Stated problem ▸ The entries are to be returned exactly, with images left out.

Supplied records ▸
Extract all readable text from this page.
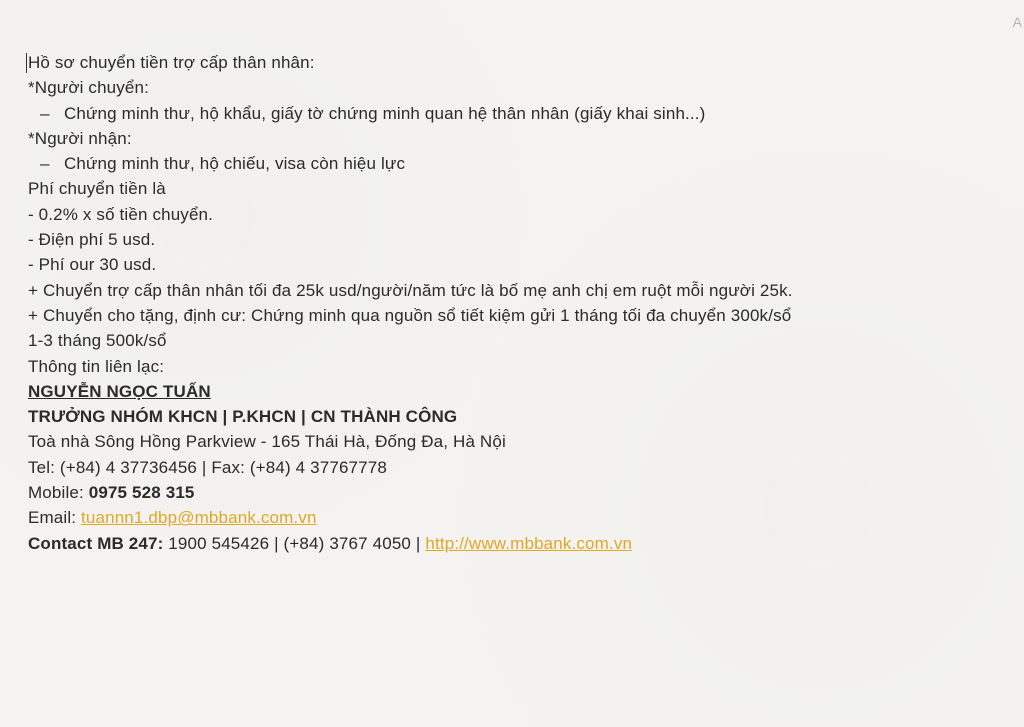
A
Hồ sơ chuyển tiền trợ cấp thân nhân:
*Người chuyển:
– Chứng minh thư, hộ khẩu, giấy tờ chứng minh quan hệ thân nhân (giấy khai sinh...)
*Người nhận:
– Chứng minh thư, hộ chiếu, visa còn hiệu lực
Phí chuyển tiền là
- 0.2% x số tiền chuyển.
- Điện phí 5 usd.
- Phí our 30 usd.
+ Chuyển trợ cấp thân nhân tối đa 25k usd/người/năm tức là bố mẹ anh chị em ruột mỗi người 25k.
+ Chuyển cho tặng, định cư: Chứng minh qua nguồn sổ tiết kiệm gửi 1 tháng tối đa chuyển 300k/sổ
1-3 tháng 500k/sổ
Thông tin liên lạc:
NGUYỄN NGỌC TUẤN
TRƯỞNG NHÓM KHCN | P.KHCN | CN THÀNH CÔNG
Toà nhà Sông Hồng Parkview - 165 Thái Hà, Đống Đa, Hà Nội
Tel: (+84) 4 37736456 | Fax: (+84) 4 37767778
Mobile: 0975 528 315
Email: tuannn1.dbp@mbbank.com.vn
Contact MB 247: 1900 545426 | (+84) 3767 4050 | http://www.mbbank.com.vn
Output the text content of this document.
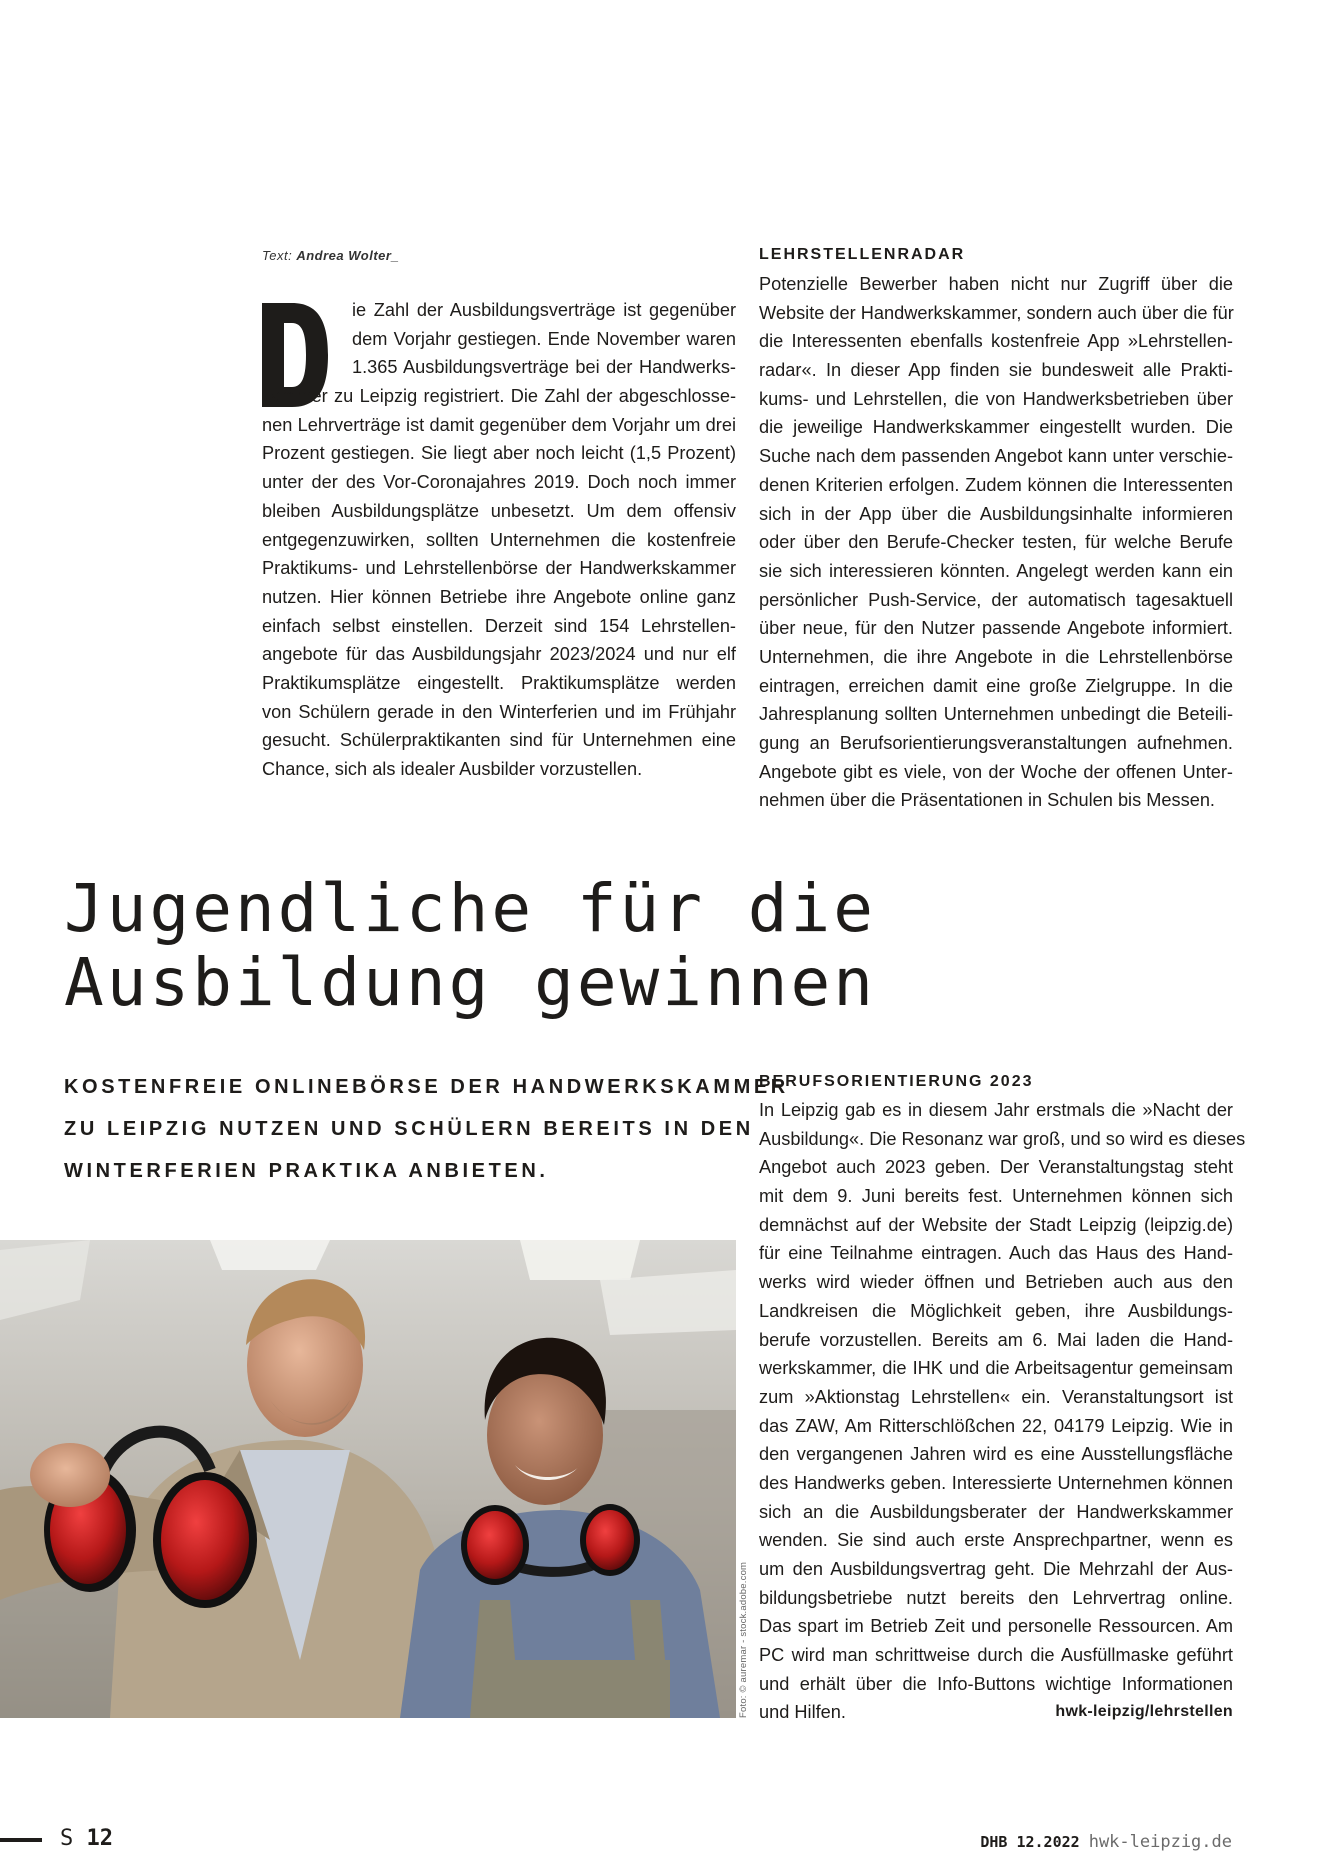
Text: Andrea Wolter_
D
ie Zahl der Ausbildungsverträge ist gegenüber
dem Vorjahr gestiegen. Ende November waren
1.365 Ausbildungsverträge bei der Handwerks-
kammer zu Leipzig registriert. Die Zahl der abgeschlosse-
nen Lehrverträge ist damit gegenüber dem Vorjahr um drei
Prozent gestiegen. Sie liegt aber noch leicht (1,5 Prozent)
unter der des Vor-Coronajahres 2019. Doch noch immer
bleiben Ausbildungsplätze unbesetzt. Um dem offensiv
entgegenzuwirken, sollten Unternehmen die kostenfreie
Praktikums- und Lehrstellenbörse der Handwerkskammer
nutzen. Hier können Betriebe ihre Angebote online ganz
einfach selbst einstellen. Derzeit sind 154 Lehrstellen-
angebote für das Ausbildungsjahr 2023/2024 und nur elf
Praktikumsplätze eingestellt. Praktikumsplätze werden
von Schülern gerade in den Winterferien und im Frühjahr
gesucht. Schülerpraktikanten sind für Unternehmen eine
Chance, sich als idealer Ausbilder vorzustellen.
LEHRSTELLENRADAR
Potenzielle Bewerber haben nicht nur Zugriff über die
Website der Handwerkskammer, sondern auch über die für
die Interessenten ebenfalls kostenfreie App »Lehrstellen-
radar«. In dieser App finden sie bundesweit alle Prakti-
kums- und Lehrstellen, die von Handwerksbetrieben über
die jeweilige Handwerkskammer eingestellt wurden. Die
Suche nach dem passenden Angebot kann unter verschie-
denen Kriterien erfolgen. Zudem können die Interessenten
sich in der App über die Ausbildungsinhalte informieren
oder über den Berufe-Checker testen, für welche Berufe
sie sich interessieren könnten. Angelegt werden kann ein
persönlicher Push-Service, der automatisch tagesaktuell
über neue, für den Nutzer passende Angebote informiert.
Unternehmen, die ihre Angebote in die Lehrstellenbörse
eintragen, erreichen damit eine große Zielgruppe. In die
Jahresplanung sollten Unternehmen unbedingt die Beteili-
gung an Berufsorientierungsveranstaltungen aufnehmen.
Angebote gibt es viele, von der Woche der offenen Unter-
nehmen über die Präsentationen in Schulen bis Messen.
Jugendliche für die
Ausbildung gewinnen
KOSTENFREIE ONLINEBÖRSE DER HANDWERKSKAMMER
ZU LEIPZIG NUTZEN UND SCHÜLERN BEREITS IN DEN
WINTERFERIEN PRAKTIKA ANBIETEN.
BERUFSORIENTIERUNG 2023
In Leipzig gab es in diesem Jahr erstmals die »Nacht der
Ausbildung«. Die Resonanz war groß, und so wird es dieses
Angebot auch 2023 geben. Der Veranstaltungstag steht
mit dem 9. Juni bereits fest. Unternehmen können sich
demnächst auf der Website der Stadt Leipzig (leipzig.de)
für eine Teilnahme eintragen. Auch das Haus des Hand-
werks wird wieder öffnen und Betrieben auch aus den
Landkreisen die Möglichkeit geben, ihre Ausbildungs-
berufe vorzustellen. Bereits am 6. Mai laden die Hand-
werkskammer, die IHK und die Arbeitsagentur gemeinsam
zum »Aktionstag Lehrstellen« ein. Veranstaltungsort ist
das ZAW, Am Ritterschlößchen 22, 04179 Leipzig. Wie in
den vergangenen Jahren wird es eine Ausstellungsfläche
des Handwerks geben. Interessierte Unternehmen können
sich an die Ausbildungsberater der Handwerkskammer
wenden. Sie sind auch erste Ansprechpartner, wenn es
um den Ausbildungsvertrag geht. Die Mehrzahl der Aus-
bildungsbetriebe nutzt bereits den Lehrvertrag online.
Das spart im Betrieb Zeit und personelle Ressourcen. Am
PC wird man schrittweise durch die Ausfüllmaske geführt
und erhält über die Info-Buttons wichtige Informationen
und Hilfen.	hwk-leipzig/lehrstellen
Foto: © auremar - stock.adobe.com
S 12	DHB 12.2022 hwk-leipzig.de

Exercise output ▸
Extract all readable text from this page.
A
Hồ sơ chuyển tiền trợ cấp thân nhân:
*Người chuyển:
– Chứng minh thư, hộ khẩu, giấy tờ chứng minh quan hệ thân nhân (giấy khai sinh...)
*Người nhận:
– Chứng minh thư, hộ chiếu, visa còn hiệu lực
Phí chuyển tiền là
- 0.2% x số tiền chuyển.
- Điện phí 5 usd.
- Phí our 30 usd.
+ Chuyển trợ cấp thân nhân tối đa 25k usd/người/năm tức là bố mẹ anh chị em ruột mỗi người 25k.
+ Chuyển cho tặng, định cư: Chứng minh qua nguồn sổ tiết kiệm gửi 1 tháng tối đa chuyển 300k/sổ
1-3 tháng 500k/sổ
Thông tin liên lạc:
NGUYỄN NGỌC TUẤN
TRƯỞNG NHÓM KHCN | P.KHCN | CN THÀNH CÔNG
Toà nhà Sông Hồng Parkview - 165 Thái Hà, Đống Đa, Hà Nội
Tel: (+84) 4 37736456 | Fax: (+84) 4 37767778
Mobile: 0975 528 315
Email: tuannn1.dbp@mbbank.com.vn
Contact MB 247: 1900 545426 | (+84) 3767 4050 | http://www.mbbank.com.vn
Output the text content of this document.
Text: Andrea Wolter_
D
ie Zahl der Ausbildungsverträge ist gegenüber
dem Vorjahr gestiegen. Ende November waren
1.365 Ausbildungsverträge bei der Handwerks-
kammer zu Leipzig registriert. Die Zahl der abgeschlosse-
nen Lehrverträge ist damit gegenüber dem Vorjahr um drei
Prozent gestiegen. Sie liegt aber noch leicht (1,5 Prozent)
unter der des Vor-Coronajahres 2019. Doch noch immer
bleiben Ausbildungsplätze unbesetzt. Um dem offensiv
entgegenzuwirken, sollten Unternehmen die kostenfreie
Praktikums- und Lehrstellenbörse der Handwerkskammer
nutzen. Hier können Betriebe ihre Angebote online ganz
einfach selbst einstellen. Derzeit sind 154 Lehrstellen-
angebote für das Ausbildungsjahr 2023/2024 und nur elf
Praktikumsplätze eingestellt. Praktikumsplätze werden
von Schülern gerade in den Winterferien und im Frühjahr
gesucht. Schülerpraktikanten sind für Unternehmen eine
Chance, sich als idealer Ausbilder vorzustellen.
LEHRSTELLENRADAR
Potenzielle Bewerber haben nicht nur Zugriff über die
Website der Handwerkskammer, sondern auch über die für
die Interessenten ebenfalls kostenfreie App »Lehrstellen-
radar«. In dieser App finden sie bundesweit alle Prakti-
kums- und Lehrstellen, die von Handwerksbetrieben über
die jeweilige Handwerkskammer eingestellt wurden. Die
Suche nach dem passenden Angebot kann unter verschie-
denen Kriterien erfolgen. Zudem können die Interessenten
sich in der App über die Ausbildungsinhalte informieren
oder über den Berufe-Checker testen, für welche Berufe
sie sich interessieren könnten. Angelegt werden kann ein
persönlicher Push-Service, der automatisch tagesaktuell
über neue, für den Nutzer passende Angebote informiert.
Unternehmen, die ihre Angebote in die Lehrstellenbörse
eintragen, erreichen damit eine große Zielgruppe. In die
Jahresplanung sollten Unternehmen unbedingt die Beteili-
gung an Berufsorientierungsveranstaltungen aufnehmen.
Angebote gibt es viele, von der Woche der offenen Unter-
nehmen über die Präsentationen in Schulen bis Messen.
Jugendliche für die
Ausbildung gewinnen
KOSTENFREIE ONLINEBÖRSE DER HANDWERKSKAMMER
ZU LEIPZIG NUTZEN UND SCHÜLERN BEREITS IN DEN
WINTERFERIEN PRAKTIKA ANBIETEN.
BERUFSORIENTIERUNG 2023
In Leipzig gab es in diesem Jahr erstmals die »Nacht der
Ausbildung«. Die Resonanz war groß, und so wird es dieses
Angebot auch 2023 geben. Der Veranstaltungstag steht
mit dem 9. Juni bereits fest. Unternehmen können sich
demnächst auf der Website der Stadt Leipzig (leipzig.de)
für eine Teilnahme eintragen. Auch das Haus des Hand-
werks wird wieder öffnen und Betrieben auch aus den
Landkreisen die Möglichkeit geben, ihre Ausbildungs-
berufe vorzustellen. Bereits am 6. Mai laden die Hand-
werkskammer, die IHK und die Arbeitsagentur gemeinsam
zum »Aktionstag Lehrstellen« ein. Veranstaltungsort ist
das ZAW, Am Ritterschlößchen 22, 04179 Leipzig. Wie in
den vergangenen Jahren wird es eine Ausstellungsfläche
des Handwerks geben. Interessierte Unternehmen können
sich an die Ausbildungsberater der Handwerkskammer
wenden. Sie sind auch erste Ansprechpartner, wenn es
um den Ausbildungsvertrag geht. Die Mehrzahl der Aus-
bildungsbetriebe nutzt bereits den Lehrvertrag online.
Das spart im Betrieb Zeit und personelle Ressourcen. Am
PC wird man schrittweise durch die Ausfüllmaske geführt
und erhält über die Info-Buttons wichtige Informationen
und Hilfen.	hwk-leipzig/lehrstellen
Foto: © auremar - stock.adobe.com
S 12	DHB 12.2022 hwk-leipzig.de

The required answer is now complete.